Copy everything in the listing below word for word, apart from any images.

'''

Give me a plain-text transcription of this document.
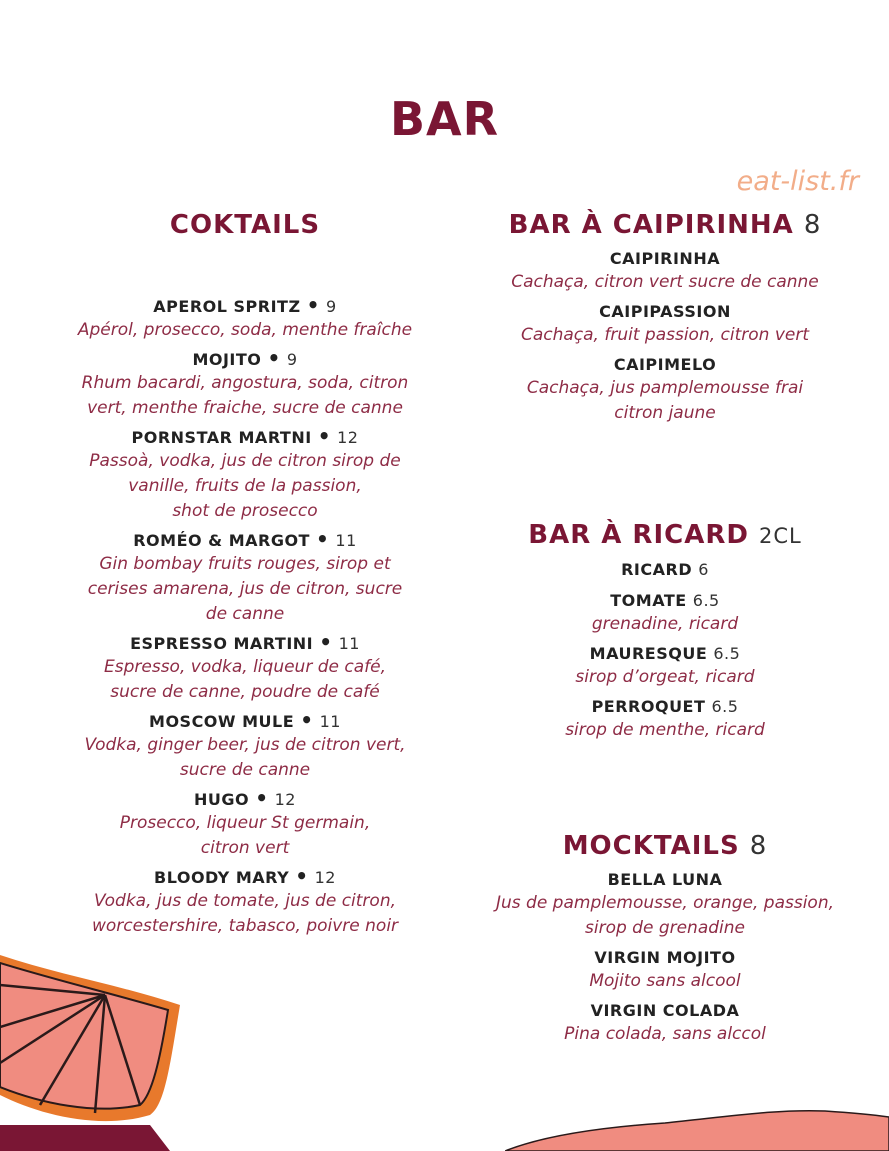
BAR
eat-list.fr
COKTAILS

APEROL SPRITZ • 9

Apérol, prosecco, soda, menthe fraîche

MOJITO • 9

Rhum bacardi, angostura, soda, citron
vert, menthe fraiche, sucre de canne

PORNSTAR MARTNI • 12

Passoà, vodka, jus de citron sirop de
vanille, fruits de la passion,
shot de prosecco

ROMÉO & MARGOT • 11

Gin bombay fruits rouges, sirop et
cerises amarena, jus de citron, sucre
de canne

ESPRESSO MARTINI • 11

Espresso, vodka, liqueur de café,
sucre de canne, poudre de café

MOSCOW MULE • 11

Vodka, ginger beer, jus de citron vert,
sucre de canne

HUGO • 12

Prosecco, liqueur St germain,
citron vert

BLOODY MARY • 12

Vodka, jus de tomate, jus de citron,
worcestershire, tabasco, poivre noir

BAR À CAIPIRINHA 8

CAIPIRINHA

Cachaça, citron vert sucre de canne

CAIPIPASSION

Cachaça, fruit passion, citron vert

CAIPIMELO

Cachaça, jus pamplemousse frai
citron jaune

BAR À RICARD 2CL

RICARD 6

TOMATE 6.5

grenadine, ricard

MAURESQUE 6.5

sirop d’orgeat, ricard

PERROQUET 6.5

sirop de menthe, ricard

MOCKTAILS 8

BELLA LUNA

Jus de pamplemousse, orange, passion,
sirop de grenadine

VIRGIN MOJITO

Mojito sans alcool

VIRGIN COLADA

Pina colada, sans alccol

'''

RESULT OF THIS EXERCISE =>
Give me a plain-text transcription of this document.
BAR
eat-list.fr
COKTAILS

APEROL SPRITZ • 9

Apérol, prosecco, soda, menthe fraîche

MOJITO • 9

Rhum bacardi, angostura, soda, citron
vert, menthe fraiche, sucre de canne

PORNSTAR MARTNI • 12

Passoà, vodka, jus de citron sirop de
vanille, fruits de la passion,
shot de prosecco

ROMÉO & MARGOT • 11

Gin bombay fruits rouges, sirop et
cerises amarena, jus de citron, sucre
de canne

ESPRESSO MARTINI • 11

Espresso, vodka, liqueur de café,
sucre de canne, poudre de café

MOSCOW MULE • 11

Vodka, ginger beer, jus de citron vert,
sucre de canne

HUGO • 12

Prosecco, liqueur St germain,
citron vert

BLOODY MARY • 12

Vodka, jus de tomate, jus de citron,
worcestershire, tabasco, poivre noir

BAR À CAIPIRINHA 8

CAIPIRINHA

Cachaça, citron vert sucre de canne

CAIPIPASSION

Cachaça, fruit passion, citron vert

CAIPIMELO

Cachaça, jus pamplemousse frai
citron jaune

BAR À RICARD 2CL

RICARD 6

TOMATE 6.5

grenadine, ricard

MAURESQUE 6.5

sirop d’orgeat, ricard

PERROQUET 6.5

sirop de menthe, ricard

MOCKTAILS 8

BELLA LUNA

Jus de pamplemousse, orange, passion,
sirop de grenadine

VIRGIN MOJITO

Mojito sans alcool

VIRGIN COLADA

Pina colada, sans alccol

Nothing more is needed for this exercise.